[WHAT TO PRODUCE]:
Keep only the lines of the listing that include the word "JSON", and copy them.

[DATA ROWS]:
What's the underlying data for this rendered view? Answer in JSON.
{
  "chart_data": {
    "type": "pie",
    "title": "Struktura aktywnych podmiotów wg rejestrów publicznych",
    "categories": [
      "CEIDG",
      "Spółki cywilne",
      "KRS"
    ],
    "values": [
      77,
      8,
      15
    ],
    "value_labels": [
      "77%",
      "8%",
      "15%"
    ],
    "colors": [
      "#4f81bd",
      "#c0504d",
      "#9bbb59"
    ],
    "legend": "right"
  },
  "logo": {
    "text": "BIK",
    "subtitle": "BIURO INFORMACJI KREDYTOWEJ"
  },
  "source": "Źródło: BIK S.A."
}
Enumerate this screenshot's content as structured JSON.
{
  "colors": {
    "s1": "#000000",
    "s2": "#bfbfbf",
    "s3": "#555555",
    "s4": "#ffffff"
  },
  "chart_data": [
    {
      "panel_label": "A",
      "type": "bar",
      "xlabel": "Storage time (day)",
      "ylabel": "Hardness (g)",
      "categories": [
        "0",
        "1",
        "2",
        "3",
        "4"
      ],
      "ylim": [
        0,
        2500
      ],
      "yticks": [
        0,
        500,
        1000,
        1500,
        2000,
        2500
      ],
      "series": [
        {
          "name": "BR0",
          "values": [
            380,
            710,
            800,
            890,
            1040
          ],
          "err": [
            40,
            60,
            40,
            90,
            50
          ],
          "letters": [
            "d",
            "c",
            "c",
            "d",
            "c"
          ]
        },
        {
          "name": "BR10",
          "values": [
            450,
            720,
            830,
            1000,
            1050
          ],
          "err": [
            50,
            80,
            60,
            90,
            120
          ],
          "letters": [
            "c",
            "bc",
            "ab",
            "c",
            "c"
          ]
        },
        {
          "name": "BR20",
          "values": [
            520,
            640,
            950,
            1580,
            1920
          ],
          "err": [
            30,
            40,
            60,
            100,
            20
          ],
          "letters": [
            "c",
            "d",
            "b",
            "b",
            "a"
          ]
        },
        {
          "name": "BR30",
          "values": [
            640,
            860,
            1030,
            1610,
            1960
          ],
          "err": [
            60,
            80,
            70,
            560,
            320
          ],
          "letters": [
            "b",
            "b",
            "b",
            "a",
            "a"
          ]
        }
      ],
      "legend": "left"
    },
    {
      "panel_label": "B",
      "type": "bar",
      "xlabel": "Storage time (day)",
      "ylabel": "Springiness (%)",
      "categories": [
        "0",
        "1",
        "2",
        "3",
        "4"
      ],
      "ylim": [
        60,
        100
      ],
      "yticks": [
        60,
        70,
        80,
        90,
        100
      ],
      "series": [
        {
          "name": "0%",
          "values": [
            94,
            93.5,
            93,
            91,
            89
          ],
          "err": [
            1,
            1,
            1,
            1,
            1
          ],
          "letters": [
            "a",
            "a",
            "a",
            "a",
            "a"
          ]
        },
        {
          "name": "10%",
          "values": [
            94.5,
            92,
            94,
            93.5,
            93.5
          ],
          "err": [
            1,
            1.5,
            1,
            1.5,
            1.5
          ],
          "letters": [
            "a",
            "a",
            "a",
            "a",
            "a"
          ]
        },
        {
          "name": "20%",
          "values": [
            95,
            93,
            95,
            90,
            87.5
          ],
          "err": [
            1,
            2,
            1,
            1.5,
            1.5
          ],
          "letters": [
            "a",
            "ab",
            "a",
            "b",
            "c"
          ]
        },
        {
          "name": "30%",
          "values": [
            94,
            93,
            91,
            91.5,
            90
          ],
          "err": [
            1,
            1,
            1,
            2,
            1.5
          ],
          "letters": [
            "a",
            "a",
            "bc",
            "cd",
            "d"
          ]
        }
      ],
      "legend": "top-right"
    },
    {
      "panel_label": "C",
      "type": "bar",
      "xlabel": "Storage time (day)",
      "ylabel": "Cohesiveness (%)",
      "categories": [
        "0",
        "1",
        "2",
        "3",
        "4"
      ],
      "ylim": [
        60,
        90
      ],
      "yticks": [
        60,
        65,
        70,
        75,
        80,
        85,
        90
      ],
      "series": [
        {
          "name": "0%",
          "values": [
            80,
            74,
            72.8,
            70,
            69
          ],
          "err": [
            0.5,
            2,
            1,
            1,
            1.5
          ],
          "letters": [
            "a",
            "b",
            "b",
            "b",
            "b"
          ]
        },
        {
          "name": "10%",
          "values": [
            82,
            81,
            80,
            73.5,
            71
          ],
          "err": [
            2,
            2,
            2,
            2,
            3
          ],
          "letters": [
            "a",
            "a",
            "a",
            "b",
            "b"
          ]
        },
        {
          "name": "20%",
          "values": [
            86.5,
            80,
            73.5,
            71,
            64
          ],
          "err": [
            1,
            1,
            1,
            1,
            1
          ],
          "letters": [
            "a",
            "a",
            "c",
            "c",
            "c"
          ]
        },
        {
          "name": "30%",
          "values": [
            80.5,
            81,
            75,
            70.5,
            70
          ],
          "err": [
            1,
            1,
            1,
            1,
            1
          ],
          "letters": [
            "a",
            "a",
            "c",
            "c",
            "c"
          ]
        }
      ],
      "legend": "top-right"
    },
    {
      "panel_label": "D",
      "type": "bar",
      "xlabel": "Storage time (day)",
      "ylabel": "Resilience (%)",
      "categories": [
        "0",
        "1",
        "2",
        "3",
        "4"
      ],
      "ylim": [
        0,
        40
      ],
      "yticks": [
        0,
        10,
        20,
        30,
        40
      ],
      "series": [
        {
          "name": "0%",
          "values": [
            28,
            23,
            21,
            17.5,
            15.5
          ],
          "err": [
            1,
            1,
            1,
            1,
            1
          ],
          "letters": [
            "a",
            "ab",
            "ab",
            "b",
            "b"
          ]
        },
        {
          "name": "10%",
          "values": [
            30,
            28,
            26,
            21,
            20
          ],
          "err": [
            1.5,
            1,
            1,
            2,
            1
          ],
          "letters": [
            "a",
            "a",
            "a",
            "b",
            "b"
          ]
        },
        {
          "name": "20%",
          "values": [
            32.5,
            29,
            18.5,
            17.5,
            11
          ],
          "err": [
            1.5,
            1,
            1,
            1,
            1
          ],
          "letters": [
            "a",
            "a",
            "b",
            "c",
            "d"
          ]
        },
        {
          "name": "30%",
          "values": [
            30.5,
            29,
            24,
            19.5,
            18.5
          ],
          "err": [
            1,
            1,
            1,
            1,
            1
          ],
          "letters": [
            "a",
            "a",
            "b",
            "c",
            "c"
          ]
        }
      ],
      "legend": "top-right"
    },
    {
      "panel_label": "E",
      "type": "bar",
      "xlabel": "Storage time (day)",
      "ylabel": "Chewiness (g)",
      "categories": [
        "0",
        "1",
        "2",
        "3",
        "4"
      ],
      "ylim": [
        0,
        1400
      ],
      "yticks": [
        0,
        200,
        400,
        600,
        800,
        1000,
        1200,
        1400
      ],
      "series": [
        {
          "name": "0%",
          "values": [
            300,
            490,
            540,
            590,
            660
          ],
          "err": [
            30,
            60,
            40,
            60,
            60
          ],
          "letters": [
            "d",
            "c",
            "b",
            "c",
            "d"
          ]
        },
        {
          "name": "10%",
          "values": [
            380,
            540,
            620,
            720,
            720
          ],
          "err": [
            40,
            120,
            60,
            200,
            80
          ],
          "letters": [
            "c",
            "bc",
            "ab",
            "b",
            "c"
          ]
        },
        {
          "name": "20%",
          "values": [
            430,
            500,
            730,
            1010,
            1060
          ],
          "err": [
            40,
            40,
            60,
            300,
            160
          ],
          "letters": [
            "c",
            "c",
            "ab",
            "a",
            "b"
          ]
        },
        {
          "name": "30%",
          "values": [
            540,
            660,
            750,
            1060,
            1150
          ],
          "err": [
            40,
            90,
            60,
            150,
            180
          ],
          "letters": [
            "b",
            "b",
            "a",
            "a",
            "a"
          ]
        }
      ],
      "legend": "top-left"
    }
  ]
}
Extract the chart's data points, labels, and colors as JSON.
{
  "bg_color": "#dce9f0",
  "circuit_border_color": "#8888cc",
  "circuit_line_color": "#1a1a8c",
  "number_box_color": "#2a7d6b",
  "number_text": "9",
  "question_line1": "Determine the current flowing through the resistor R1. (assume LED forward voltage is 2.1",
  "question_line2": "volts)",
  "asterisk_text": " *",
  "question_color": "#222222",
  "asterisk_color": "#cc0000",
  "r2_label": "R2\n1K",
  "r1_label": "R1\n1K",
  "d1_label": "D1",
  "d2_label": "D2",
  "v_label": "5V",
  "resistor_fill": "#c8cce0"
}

[EXPECTED ANSWER]:
What's the underlying data for this rendered view? Answer in JSON.
Enumerate this screenshot's content as structured JSON.
Extract the chart's data points, labels, and colors as JSON.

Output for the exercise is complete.